• _Extracted information_
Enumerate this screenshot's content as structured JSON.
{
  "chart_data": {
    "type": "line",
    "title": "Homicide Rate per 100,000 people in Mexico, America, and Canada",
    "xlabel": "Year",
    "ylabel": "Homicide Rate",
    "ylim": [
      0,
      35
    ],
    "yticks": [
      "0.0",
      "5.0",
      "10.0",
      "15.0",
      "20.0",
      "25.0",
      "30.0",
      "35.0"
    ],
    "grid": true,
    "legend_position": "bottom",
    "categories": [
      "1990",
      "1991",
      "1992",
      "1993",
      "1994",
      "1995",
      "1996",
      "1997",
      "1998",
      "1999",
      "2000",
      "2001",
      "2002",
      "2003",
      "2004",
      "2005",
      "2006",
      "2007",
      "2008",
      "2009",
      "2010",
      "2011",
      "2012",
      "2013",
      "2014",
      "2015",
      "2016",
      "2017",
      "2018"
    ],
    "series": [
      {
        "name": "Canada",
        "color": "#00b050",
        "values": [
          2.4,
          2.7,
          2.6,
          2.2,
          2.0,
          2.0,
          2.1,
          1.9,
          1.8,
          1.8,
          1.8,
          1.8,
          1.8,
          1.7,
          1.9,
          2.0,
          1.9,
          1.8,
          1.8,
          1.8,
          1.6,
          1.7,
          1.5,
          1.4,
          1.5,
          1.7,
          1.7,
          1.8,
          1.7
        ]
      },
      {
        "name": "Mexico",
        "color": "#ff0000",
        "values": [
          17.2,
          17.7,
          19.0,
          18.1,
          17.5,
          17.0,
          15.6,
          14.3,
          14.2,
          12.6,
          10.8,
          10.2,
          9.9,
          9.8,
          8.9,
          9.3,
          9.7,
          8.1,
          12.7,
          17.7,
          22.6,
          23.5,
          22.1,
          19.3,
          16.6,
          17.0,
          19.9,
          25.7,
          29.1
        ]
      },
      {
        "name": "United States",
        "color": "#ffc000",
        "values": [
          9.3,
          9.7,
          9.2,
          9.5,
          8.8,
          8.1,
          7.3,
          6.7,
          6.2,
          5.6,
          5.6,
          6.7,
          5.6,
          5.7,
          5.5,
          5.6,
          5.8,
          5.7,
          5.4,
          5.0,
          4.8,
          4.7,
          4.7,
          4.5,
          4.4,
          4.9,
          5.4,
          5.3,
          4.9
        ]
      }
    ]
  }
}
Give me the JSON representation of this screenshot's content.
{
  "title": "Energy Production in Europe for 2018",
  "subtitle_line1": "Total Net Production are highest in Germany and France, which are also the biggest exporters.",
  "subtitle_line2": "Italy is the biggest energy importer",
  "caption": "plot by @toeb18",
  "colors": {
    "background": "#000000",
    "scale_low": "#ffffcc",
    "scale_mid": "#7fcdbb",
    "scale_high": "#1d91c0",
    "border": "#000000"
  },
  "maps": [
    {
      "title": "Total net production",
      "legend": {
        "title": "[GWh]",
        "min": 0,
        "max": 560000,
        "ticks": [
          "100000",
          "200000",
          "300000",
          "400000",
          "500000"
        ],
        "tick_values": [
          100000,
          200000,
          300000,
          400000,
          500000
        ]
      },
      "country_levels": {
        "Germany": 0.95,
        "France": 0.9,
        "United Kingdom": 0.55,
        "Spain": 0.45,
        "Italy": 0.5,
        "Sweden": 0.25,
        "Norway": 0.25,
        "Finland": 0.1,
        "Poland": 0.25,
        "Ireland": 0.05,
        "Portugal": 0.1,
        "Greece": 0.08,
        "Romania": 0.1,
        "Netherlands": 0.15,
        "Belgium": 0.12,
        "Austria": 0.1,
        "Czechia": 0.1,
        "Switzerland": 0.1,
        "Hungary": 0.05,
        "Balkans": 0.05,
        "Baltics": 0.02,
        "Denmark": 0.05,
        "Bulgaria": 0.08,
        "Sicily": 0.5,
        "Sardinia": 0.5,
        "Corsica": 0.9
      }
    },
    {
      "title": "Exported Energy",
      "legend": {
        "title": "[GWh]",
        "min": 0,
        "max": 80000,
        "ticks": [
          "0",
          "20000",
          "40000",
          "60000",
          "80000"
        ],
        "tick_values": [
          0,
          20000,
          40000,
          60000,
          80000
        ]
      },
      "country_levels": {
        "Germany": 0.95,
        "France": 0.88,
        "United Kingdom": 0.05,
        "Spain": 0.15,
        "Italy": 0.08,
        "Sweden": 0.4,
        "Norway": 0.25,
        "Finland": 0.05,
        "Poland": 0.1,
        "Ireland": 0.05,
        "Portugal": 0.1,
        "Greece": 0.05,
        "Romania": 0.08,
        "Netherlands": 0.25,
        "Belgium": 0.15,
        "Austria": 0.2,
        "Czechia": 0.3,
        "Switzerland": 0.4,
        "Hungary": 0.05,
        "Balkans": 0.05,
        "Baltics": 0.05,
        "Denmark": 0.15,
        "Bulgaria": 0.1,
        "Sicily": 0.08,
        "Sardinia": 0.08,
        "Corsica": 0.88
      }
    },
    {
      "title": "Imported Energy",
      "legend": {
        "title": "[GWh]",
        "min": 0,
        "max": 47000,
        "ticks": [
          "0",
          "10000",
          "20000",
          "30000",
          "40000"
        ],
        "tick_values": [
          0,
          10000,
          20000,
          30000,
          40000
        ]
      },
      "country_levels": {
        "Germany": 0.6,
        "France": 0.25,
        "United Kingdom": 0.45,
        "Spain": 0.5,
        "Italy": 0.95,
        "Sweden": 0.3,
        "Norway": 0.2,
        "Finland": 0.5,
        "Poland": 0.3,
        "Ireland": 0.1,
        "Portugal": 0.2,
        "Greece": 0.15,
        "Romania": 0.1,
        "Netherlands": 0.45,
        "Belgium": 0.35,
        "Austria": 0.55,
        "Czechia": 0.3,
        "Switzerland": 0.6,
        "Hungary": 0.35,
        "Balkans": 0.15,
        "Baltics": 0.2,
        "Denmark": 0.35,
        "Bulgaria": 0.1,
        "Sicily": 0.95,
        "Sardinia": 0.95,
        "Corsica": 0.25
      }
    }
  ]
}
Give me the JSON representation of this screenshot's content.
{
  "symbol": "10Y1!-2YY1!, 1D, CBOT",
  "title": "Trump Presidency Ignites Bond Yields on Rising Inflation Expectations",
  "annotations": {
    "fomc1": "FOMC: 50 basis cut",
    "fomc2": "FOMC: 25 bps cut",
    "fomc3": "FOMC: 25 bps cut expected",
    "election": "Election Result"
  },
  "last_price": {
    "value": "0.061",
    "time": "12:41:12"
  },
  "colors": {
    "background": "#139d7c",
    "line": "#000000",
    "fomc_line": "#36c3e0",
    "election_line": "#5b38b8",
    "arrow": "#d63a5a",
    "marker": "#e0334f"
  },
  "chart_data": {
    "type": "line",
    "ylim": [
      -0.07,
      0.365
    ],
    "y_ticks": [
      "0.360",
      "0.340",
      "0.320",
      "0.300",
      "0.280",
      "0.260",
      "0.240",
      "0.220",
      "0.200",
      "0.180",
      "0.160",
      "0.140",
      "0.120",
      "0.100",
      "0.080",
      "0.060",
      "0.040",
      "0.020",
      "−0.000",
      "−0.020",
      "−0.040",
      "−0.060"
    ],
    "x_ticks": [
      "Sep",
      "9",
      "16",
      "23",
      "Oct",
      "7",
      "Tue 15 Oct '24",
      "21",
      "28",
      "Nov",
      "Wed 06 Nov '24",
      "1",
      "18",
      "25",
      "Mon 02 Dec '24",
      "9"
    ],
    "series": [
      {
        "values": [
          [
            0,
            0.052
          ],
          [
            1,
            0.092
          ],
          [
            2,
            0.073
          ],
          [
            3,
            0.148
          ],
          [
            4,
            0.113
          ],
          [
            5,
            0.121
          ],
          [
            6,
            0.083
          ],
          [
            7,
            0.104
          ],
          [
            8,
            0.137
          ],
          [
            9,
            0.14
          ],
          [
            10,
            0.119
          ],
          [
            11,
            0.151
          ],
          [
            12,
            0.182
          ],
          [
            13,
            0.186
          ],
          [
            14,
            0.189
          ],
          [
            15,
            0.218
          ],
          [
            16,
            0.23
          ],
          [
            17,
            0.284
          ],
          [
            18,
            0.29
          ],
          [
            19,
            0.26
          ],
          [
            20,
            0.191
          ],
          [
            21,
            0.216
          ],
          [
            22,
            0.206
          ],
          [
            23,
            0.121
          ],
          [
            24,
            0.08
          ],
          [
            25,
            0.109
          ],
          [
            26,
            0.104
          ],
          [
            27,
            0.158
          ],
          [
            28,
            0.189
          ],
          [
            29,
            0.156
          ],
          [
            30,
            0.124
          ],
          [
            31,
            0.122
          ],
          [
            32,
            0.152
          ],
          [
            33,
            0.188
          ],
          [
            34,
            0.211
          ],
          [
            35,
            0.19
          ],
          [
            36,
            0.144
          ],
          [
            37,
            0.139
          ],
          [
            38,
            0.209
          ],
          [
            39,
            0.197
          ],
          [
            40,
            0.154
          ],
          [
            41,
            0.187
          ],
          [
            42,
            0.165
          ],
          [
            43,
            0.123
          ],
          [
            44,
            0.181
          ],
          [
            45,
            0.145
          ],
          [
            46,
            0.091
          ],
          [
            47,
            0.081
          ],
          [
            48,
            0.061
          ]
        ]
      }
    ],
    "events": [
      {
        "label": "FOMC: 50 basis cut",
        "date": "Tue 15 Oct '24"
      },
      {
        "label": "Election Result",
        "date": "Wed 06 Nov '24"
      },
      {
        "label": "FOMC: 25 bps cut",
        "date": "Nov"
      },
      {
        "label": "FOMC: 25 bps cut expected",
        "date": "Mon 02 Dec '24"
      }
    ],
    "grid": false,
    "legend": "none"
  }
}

• _Exercise requirements_
Single out each line of the records above with the string "France" in it, and copy it.

• _Final result_
  "subtitle_line1": "Total Net Production are highest in Germany and France, which are also the biggest exporters.",
        "France": 0.9,
        "France": 0.88,
        "France": 0.25,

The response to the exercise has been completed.